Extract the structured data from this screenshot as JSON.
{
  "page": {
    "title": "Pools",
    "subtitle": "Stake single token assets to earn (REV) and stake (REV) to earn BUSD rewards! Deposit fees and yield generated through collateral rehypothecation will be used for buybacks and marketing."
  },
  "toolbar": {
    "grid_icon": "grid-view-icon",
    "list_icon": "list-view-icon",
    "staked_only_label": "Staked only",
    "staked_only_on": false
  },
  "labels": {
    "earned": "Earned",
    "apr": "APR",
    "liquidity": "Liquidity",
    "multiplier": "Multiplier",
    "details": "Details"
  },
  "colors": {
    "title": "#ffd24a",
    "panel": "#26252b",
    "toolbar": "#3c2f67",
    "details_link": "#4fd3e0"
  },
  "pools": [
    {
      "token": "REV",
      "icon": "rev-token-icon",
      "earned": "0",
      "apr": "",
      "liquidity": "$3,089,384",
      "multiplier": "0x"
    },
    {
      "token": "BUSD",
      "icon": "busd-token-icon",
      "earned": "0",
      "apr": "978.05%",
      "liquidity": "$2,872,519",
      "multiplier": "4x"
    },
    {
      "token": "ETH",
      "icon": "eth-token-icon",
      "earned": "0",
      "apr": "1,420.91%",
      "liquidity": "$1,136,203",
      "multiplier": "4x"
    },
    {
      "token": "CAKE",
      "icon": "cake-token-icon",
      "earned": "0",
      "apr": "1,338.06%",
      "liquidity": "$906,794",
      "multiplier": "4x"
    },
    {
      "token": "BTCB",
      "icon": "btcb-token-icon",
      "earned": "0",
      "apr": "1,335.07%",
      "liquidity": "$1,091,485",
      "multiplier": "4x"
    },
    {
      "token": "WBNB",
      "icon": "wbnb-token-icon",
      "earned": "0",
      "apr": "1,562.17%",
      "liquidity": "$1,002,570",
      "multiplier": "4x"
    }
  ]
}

• **Exercise goal**: Repeat the records exactly, including every line.

• **Output below**:
Extract the structured data from this screenshot as JSON.
{
  "page": {
    "title": "Pools",
    "subtitle": "Stake single token assets to earn (REV) and stake (REV) to earn BUSD rewards! Deposit fees and yield generated through collateral rehypothecation will be used for buybacks and marketing."
  },
  "toolbar": {
    "grid_icon": "grid-view-icon",
    "list_icon": "list-view-icon",
    "staked_only_label": "Staked only",
    "staked_only_on": false
  },
  "labels": {
    "earned": "Earned",
    "apr": "APR",
    "liquidity": "Liquidity",
    "multiplier": "Multiplier",
    "details": "Details"
  },
  "colors": {
    "title": "#ffd24a",
    "panel": "#26252b",
    "toolbar": "#3c2f67",
    "details_link": "#4fd3e0"
  },
  "pools": [
    {
      "token": "REV",
      "icon": "rev-token-icon",
      "earned": "0",
      "apr": "",
      "liquidity": "$3,089,384",
      "multiplier": "0x"
    },
    {
      "token": "BUSD",
      "icon": "busd-token-icon",
      "earned": "0",
      "apr": "978.05%",
      "liquidity": "$2,872,519",
      "multiplier": "4x"
    },
    {
      "token": "ETH",
      "icon": "eth-token-icon",
      "earned": "0",
      "apr": "1,420.91%",
      "liquidity": "$1,136,203",
      "multiplier": "4x"
    },
    {
      "token": "CAKE",
      "icon": "cake-token-icon",
      "earned": "0",
      "apr": "1,338.06%",
      "liquidity": "$906,794",
      "multiplier": "4x"
    },
    {
      "token": "BTCB",
      "icon": "btcb-token-icon",
      "earned": "0",
      "apr": "1,335.07%",
      "liquidity": "$1,091,485",
      "multiplier": "4x"
    },
    {
      "token": "WBNB",
      "icon": "wbnb-token-icon",
      "earned": "0",
      "apr": "1,562.17%",
      "liquidity": "$1,002,570",
      "multiplier": "4x"
    }
  ]
}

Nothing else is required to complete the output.